▶ **DATA EXCERPTS**:
......

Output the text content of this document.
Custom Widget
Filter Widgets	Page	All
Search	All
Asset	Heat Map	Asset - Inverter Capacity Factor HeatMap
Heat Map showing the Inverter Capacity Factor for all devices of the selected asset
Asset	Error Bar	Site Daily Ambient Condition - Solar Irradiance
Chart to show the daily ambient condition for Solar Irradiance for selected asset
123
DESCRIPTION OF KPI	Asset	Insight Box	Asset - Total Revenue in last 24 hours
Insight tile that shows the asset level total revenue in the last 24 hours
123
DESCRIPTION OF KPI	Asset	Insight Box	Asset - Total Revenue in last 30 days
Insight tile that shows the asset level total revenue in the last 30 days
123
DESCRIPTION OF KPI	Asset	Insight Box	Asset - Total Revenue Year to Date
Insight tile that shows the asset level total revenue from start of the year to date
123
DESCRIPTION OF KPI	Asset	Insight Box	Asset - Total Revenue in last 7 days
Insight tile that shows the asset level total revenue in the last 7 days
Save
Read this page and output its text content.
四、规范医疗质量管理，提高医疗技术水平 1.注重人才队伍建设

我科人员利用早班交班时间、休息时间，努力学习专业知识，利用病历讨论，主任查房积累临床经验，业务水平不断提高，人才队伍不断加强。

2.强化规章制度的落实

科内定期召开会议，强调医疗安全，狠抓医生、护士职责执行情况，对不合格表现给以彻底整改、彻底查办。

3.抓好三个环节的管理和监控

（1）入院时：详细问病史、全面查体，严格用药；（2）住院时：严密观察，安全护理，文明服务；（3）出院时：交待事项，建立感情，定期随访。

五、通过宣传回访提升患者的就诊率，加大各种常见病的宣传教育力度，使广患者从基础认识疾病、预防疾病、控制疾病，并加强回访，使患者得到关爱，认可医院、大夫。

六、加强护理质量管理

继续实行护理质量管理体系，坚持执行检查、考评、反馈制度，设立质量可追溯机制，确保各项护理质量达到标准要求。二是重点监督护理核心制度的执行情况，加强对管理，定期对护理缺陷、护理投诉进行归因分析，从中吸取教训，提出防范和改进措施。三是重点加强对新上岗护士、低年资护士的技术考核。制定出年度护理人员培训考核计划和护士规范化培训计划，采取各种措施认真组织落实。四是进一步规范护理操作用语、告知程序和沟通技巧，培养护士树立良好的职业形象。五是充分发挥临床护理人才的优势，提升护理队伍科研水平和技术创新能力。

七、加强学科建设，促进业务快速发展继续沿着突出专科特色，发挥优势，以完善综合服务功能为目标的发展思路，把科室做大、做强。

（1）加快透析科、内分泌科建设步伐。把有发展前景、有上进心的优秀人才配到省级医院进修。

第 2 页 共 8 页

......

▶ **EXERCISE GOAL**: Pull out each record as written and restate it exactly.

▶ **COMPLETED TASK**:
Output the text content of this document.
Custom Widget
Filter Widgets	Page	All
Search	All
Asset	Heat Map	Asset - Inverter Capacity Factor HeatMap
Heat Map showing the Inverter Capacity Factor for all devices of the selected asset
Asset	Error Bar	Site Daily Ambient Condition - Solar Irradiance
Chart to show the daily ambient condition for Solar Irradiance for selected asset
123
DESCRIPTION OF KPI	Asset	Insight Box	Asset - Total Revenue in last 24 hours
Insight tile that shows the asset level total revenue in the last 24 hours
123
DESCRIPTION OF KPI	Asset	Insight Box	Asset - Total Revenue in last 30 days
Insight tile that shows the asset level total revenue in the last 30 days
123
DESCRIPTION OF KPI	Asset	Insight Box	Asset - Total Revenue Year to Date
Insight tile that shows the asset level total revenue from start of the year to date
123
DESCRIPTION OF KPI	Asset	Insight Box	Asset - Total Revenue in last 7 days
Insight tile that shows the asset level total revenue in the last 7 days
Save
Read this page and output its text content.
四、规范医疗质量管理，提高医疗技术水平 1.注重人才队伍建设

我科人员利用早班交班时间、休息时间，努力学习专业知识，利用病历讨论，主任查房积累临床经验，业务水平不断提高，人才队伍不断加强。

2.强化规章制度的落实

科内定期召开会议，强调医疗安全，狠抓医生、护士职责执行情况，对不合格表现给以彻底整改、彻底查办。

3.抓好三个环节的管理和监控

（1）入院时：详细问病史、全面查体，严格用药；（2）住院时：严密观察，安全护理，文明服务；（3）出院时：交待事项，建立感情，定期随访。

五、通过宣传回访提升患者的就诊率，加大各种常见病的宣传教育力度，使广患者从基础认识疾病、预防疾病、控制疾病，并加强回访，使患者得到关爱，认可医院、大夫。

六、加强护理质量管理

继续实行护理质量管理体系，坚持执行检查、考评、反馈制度，设立质量可追溯机制，确保各项护理质量达到标准要求。二是重点监督护理核心制度的执行情况，加强对管理，定期对护理缺陷、护理投诉进行归因分析，从中吸取教训，提出防范和改进措施。三是重点加强对新上岗护士、低年资护士的技术考核。制定出年度护理人员培训考核计划和护士规范化培训计划，采取各种措施认真组织落实。四是进一步规范护理操作用语、告知程序和沟通技巧，培养护士树立良好的职业形象。五是充分发挥临床护理人才的优势，提升护理队伍科研水平和技术创新能力。

七、加强学科建设，促进业务快速发展继续沿着突出专科特色，发挥优势，以完善综合服务功能为目标的发展思路，把科室做大、做强。

（1）加快透析科、内分泌科建设步伐。把有发展前景、有上进心的优秀人才配到省级医院进修。

第 2 页 共 8 页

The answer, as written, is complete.